Extracted data entries:
# # # # #
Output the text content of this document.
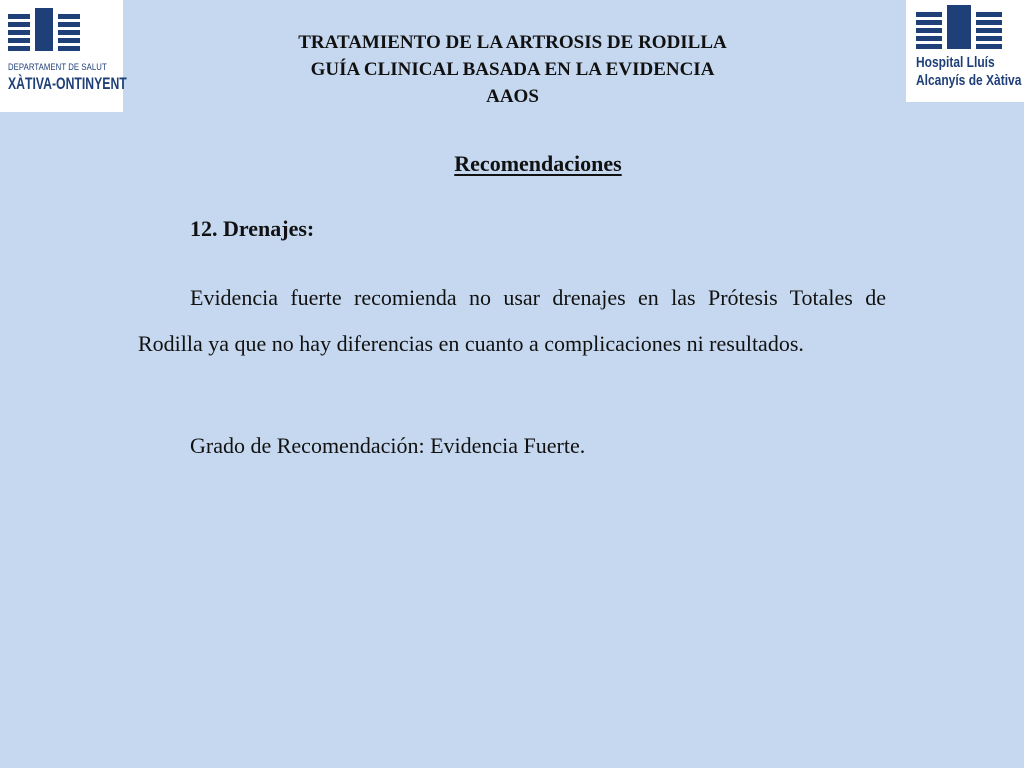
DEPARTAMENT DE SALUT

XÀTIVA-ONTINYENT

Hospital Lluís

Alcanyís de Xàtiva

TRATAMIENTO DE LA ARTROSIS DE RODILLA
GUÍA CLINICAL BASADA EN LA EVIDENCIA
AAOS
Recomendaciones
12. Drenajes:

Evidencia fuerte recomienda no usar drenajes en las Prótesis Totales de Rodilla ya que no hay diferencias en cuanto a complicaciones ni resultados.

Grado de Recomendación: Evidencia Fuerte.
# # # # #
Task instructions: Reproduce the whole listing above word for word, but not its pictures.

Exercise solution:
Output the text content of this document.
DEPARTAMENT DE SALUT

XÀTIVA-ONTINYENT

Hospital Lluís

Alcanyís de Xàtiva

TRATAMIENTO DE LA ARTROSIS DE RODILLA
GUÍA CLINICAL BASADA EN LA EVIDENCIA
AAOS
Recomendaciones
12. Drenajes:

Evidencia fuerte recomienda no usar drenajes en las Prótesis Totales de Rodilla ya que no hay diferencias en cuanto a complicaciones ni resultados.

Grado de Recomendación: Evidencia Fuerte.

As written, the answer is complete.